• SET PROBLEM: Which lines in the material below contain the word "structured"? Copy each of them.

** start **

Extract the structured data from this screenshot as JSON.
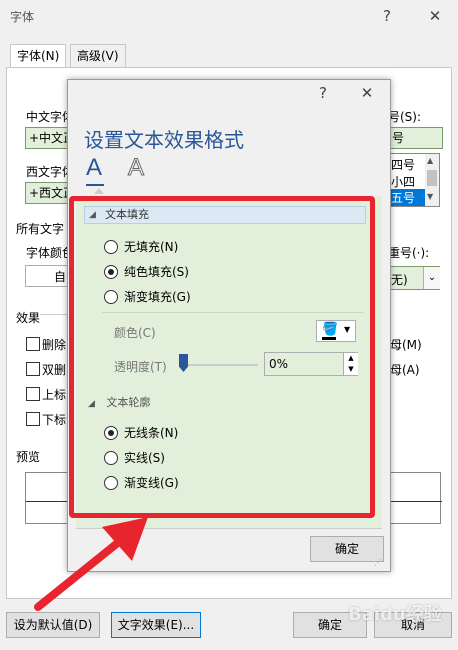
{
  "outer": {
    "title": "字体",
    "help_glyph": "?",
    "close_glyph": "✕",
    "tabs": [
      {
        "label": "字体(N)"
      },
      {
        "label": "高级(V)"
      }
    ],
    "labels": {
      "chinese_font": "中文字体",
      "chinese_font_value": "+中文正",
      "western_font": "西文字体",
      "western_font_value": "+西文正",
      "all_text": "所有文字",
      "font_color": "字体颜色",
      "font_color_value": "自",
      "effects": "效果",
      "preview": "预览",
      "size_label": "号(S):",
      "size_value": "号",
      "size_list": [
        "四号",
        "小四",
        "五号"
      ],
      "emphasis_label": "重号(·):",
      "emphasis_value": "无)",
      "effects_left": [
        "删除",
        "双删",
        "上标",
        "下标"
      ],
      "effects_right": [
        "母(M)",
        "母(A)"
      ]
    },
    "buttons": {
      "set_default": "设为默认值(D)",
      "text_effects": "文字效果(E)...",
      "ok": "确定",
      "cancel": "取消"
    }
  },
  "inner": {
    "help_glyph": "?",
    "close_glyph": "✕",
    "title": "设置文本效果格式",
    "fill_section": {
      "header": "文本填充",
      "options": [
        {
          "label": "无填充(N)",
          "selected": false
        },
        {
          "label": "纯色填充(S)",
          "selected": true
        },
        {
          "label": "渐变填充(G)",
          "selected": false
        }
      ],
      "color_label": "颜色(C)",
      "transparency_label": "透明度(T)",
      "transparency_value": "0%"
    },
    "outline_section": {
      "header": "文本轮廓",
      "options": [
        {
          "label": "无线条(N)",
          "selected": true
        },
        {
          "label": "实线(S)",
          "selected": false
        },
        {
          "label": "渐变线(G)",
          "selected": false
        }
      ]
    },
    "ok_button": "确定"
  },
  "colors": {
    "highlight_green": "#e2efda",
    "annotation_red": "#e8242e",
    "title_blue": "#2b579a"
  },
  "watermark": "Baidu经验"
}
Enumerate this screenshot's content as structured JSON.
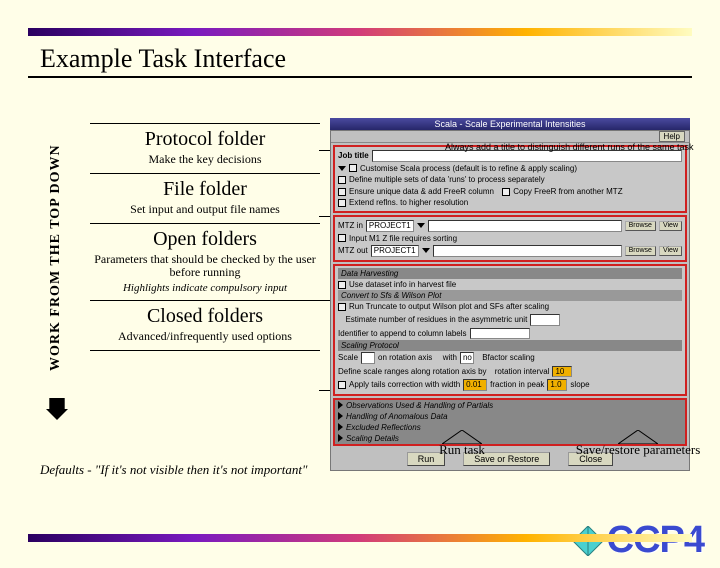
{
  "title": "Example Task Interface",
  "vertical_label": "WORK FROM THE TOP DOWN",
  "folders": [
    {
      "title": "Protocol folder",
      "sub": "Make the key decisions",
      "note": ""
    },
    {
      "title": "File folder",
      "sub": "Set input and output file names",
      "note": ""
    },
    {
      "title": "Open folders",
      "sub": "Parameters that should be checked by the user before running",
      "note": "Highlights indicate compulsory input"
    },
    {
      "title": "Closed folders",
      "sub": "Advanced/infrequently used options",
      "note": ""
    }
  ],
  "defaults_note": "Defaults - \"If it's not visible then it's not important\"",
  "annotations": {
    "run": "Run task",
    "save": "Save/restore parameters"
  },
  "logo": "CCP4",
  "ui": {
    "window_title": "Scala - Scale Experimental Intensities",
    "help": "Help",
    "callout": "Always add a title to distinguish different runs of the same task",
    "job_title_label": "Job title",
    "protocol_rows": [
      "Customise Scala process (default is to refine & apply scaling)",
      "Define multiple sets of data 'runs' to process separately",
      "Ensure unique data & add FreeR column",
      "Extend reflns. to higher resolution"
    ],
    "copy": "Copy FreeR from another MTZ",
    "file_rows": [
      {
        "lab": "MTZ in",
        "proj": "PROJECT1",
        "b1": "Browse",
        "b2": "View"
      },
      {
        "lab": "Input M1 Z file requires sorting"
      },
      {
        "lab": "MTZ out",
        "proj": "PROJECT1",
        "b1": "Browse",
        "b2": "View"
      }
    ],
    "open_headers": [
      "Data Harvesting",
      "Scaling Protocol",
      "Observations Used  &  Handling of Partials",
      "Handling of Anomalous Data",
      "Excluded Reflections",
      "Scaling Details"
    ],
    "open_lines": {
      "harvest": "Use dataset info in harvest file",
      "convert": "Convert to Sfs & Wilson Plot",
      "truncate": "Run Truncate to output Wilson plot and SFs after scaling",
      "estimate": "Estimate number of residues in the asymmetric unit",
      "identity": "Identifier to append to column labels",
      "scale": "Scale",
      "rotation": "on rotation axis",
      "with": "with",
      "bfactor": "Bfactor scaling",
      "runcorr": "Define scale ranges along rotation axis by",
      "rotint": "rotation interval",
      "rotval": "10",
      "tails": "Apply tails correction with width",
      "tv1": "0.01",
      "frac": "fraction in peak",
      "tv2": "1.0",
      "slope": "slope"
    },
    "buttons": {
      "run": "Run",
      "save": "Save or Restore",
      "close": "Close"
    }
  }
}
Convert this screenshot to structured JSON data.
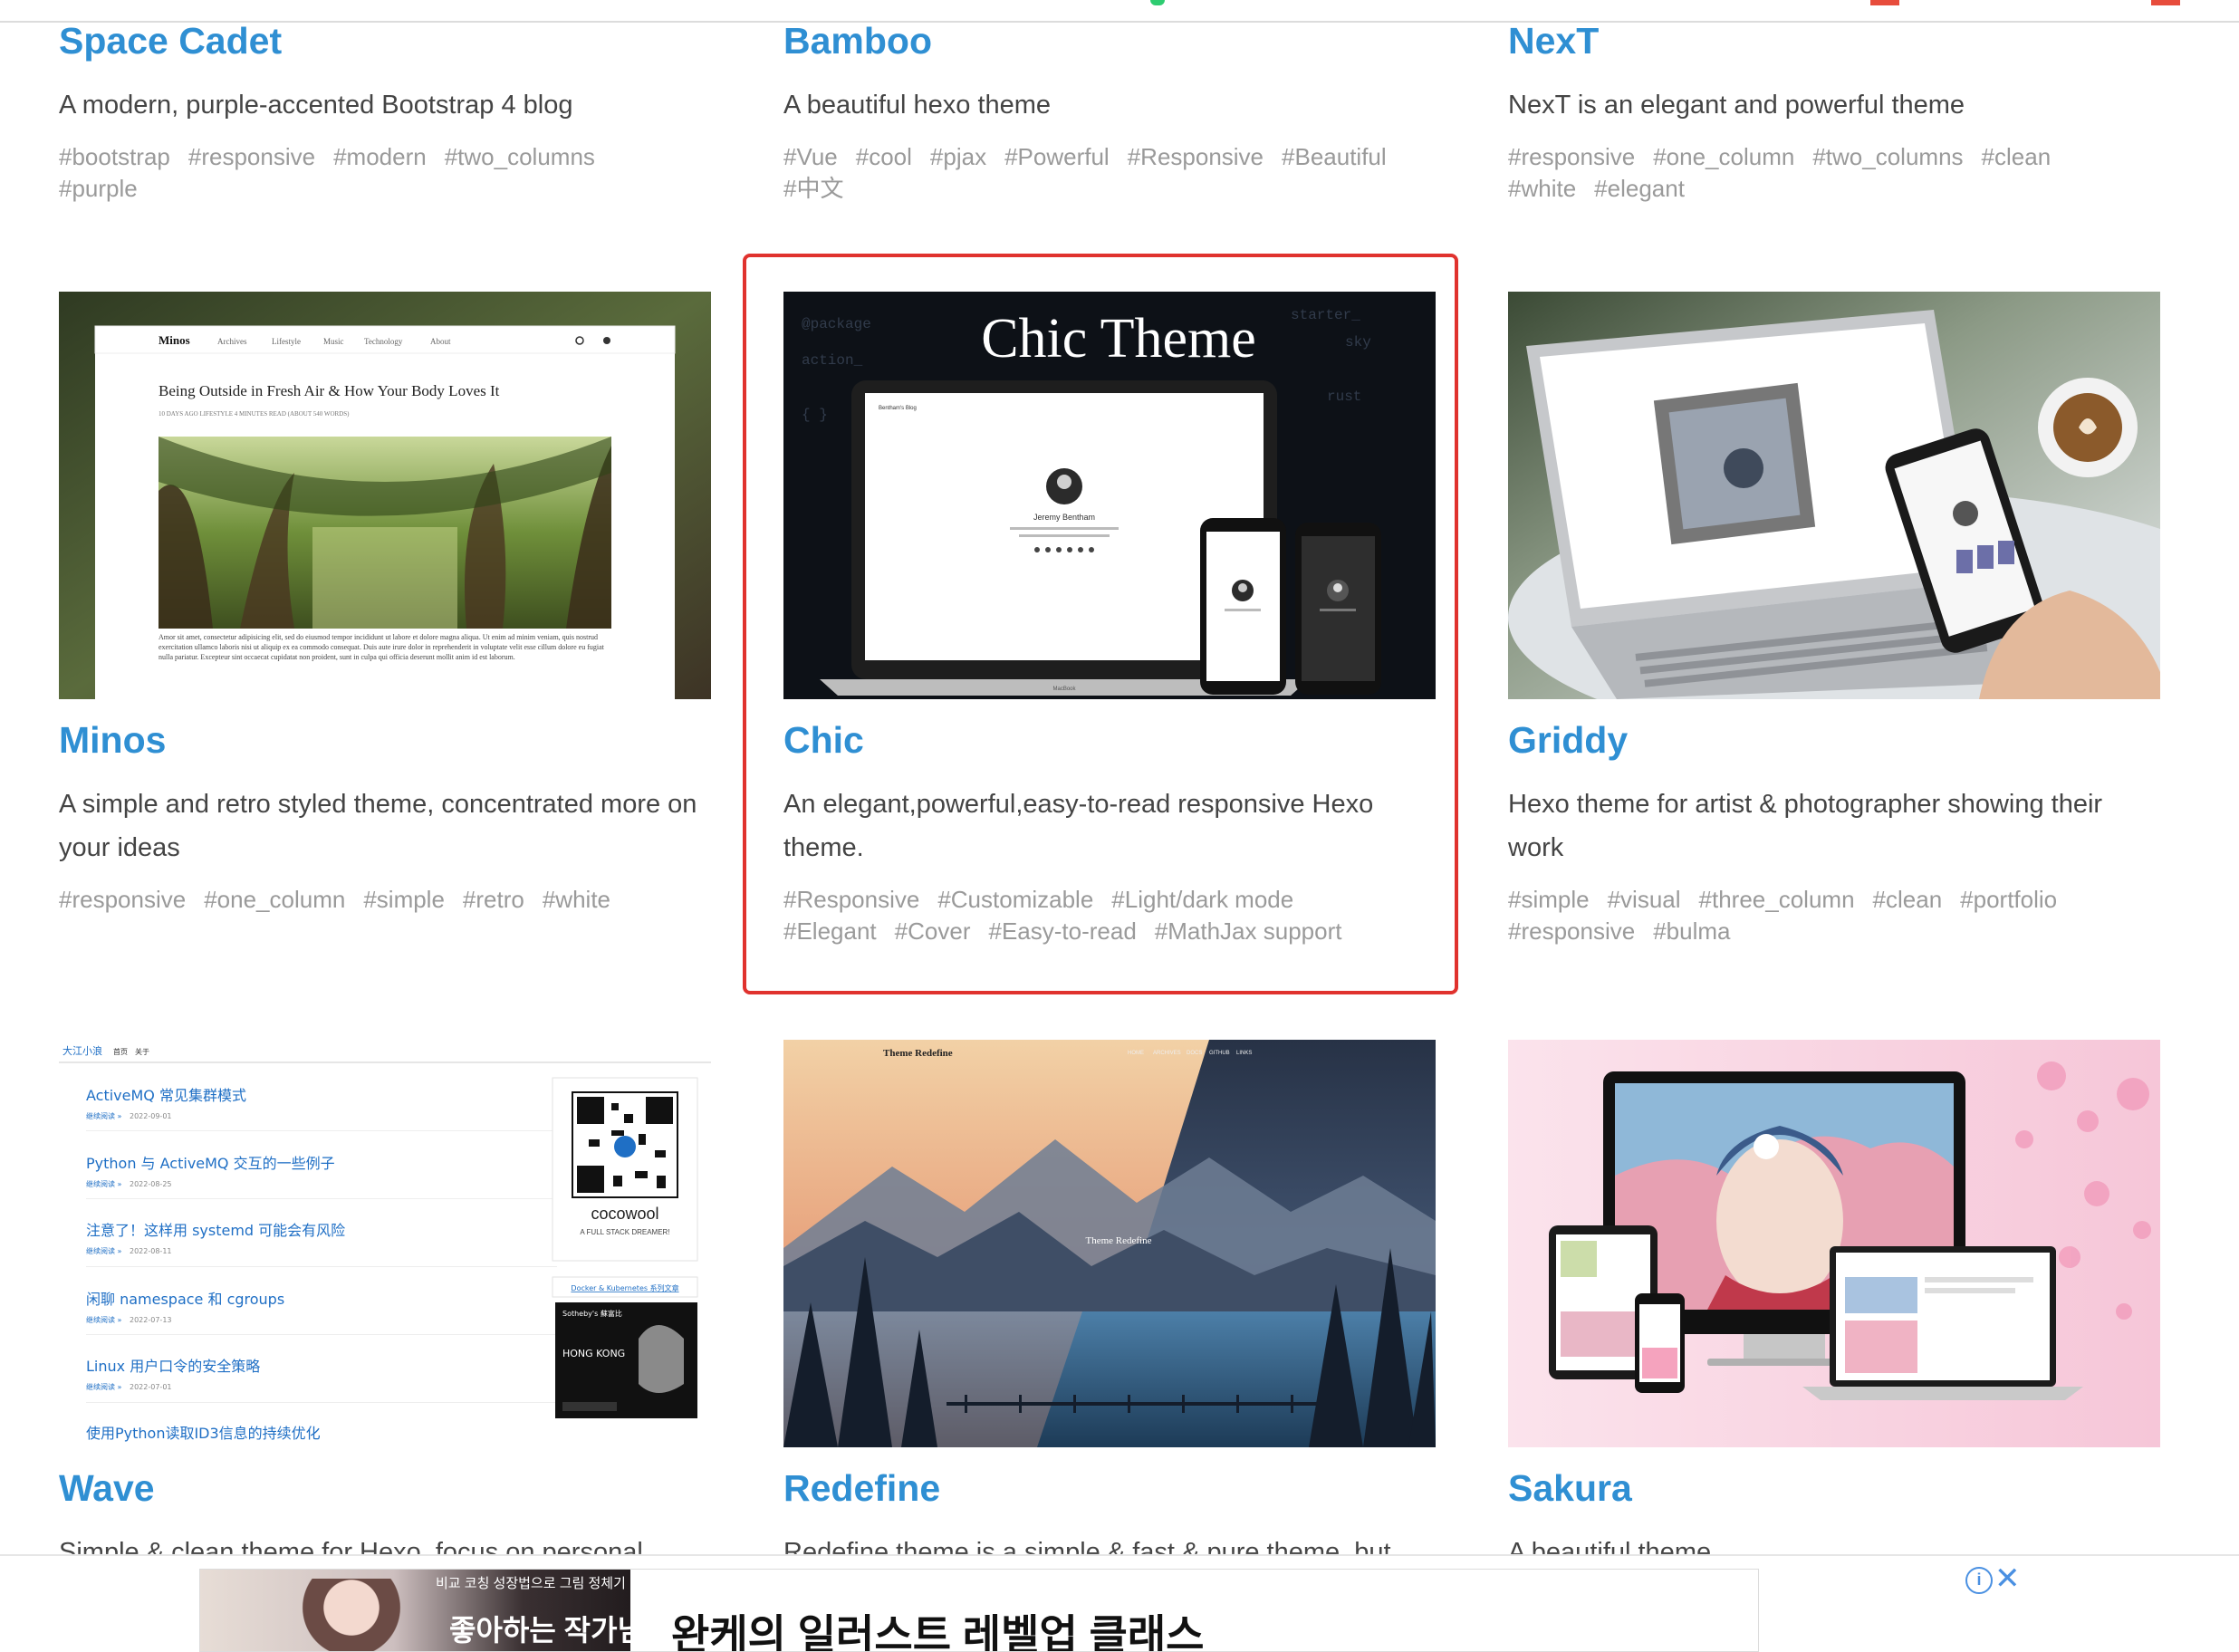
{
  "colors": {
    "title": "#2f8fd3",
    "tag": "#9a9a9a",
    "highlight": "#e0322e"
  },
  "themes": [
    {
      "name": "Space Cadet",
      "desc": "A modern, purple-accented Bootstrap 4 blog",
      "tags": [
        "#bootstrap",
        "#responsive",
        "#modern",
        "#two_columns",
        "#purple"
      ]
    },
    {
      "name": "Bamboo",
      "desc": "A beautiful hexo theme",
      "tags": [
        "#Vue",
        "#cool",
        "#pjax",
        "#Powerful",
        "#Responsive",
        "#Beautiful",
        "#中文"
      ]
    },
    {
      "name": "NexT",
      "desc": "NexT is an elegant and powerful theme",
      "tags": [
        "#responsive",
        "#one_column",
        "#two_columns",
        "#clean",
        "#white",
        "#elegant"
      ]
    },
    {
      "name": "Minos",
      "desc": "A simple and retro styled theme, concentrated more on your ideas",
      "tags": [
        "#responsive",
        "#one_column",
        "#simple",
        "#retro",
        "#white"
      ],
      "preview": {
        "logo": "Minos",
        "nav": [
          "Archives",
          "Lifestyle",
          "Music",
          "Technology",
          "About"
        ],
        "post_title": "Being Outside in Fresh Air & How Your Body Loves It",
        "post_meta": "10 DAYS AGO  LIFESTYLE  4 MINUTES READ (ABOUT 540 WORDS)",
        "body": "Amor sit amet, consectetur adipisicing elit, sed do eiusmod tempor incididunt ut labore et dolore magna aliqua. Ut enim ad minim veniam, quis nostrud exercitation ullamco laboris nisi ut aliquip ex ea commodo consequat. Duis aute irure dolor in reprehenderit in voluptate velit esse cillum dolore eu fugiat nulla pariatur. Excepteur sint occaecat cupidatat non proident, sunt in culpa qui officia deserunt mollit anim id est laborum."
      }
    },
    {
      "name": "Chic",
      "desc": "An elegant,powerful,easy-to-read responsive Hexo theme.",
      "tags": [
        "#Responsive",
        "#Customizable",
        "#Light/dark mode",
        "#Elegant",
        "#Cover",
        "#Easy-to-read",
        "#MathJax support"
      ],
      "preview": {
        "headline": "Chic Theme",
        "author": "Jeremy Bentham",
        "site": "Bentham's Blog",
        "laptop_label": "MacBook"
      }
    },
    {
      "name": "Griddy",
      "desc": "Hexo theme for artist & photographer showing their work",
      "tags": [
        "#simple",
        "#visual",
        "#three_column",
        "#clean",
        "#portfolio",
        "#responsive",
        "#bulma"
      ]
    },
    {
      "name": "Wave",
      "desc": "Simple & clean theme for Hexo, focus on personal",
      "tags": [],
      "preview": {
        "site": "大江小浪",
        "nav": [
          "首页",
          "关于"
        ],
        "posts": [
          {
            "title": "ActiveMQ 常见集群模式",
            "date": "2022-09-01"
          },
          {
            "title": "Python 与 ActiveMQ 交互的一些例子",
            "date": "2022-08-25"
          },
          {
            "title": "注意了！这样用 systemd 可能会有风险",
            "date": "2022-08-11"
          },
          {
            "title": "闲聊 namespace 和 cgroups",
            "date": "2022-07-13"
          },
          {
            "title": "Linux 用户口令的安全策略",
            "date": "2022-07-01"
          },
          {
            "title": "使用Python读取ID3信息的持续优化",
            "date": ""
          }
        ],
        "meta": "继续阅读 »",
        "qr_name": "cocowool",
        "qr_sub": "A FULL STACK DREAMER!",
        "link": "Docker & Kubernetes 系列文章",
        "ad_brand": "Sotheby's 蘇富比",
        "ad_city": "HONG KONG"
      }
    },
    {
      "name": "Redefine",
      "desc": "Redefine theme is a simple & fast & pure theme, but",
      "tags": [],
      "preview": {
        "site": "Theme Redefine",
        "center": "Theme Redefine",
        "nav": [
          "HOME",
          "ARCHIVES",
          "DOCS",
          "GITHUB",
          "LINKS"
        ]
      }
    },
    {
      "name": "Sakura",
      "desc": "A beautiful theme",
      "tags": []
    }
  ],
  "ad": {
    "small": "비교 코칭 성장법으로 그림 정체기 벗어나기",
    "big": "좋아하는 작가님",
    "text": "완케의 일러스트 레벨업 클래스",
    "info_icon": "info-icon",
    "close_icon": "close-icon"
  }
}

** end **

• SOLUTION TO THE PROBLEM:
Extract the structured data from this screenshot as JSON.
Enumerate this screenshot's content as structured JSON.
Convert this screenshot to structured JSON data.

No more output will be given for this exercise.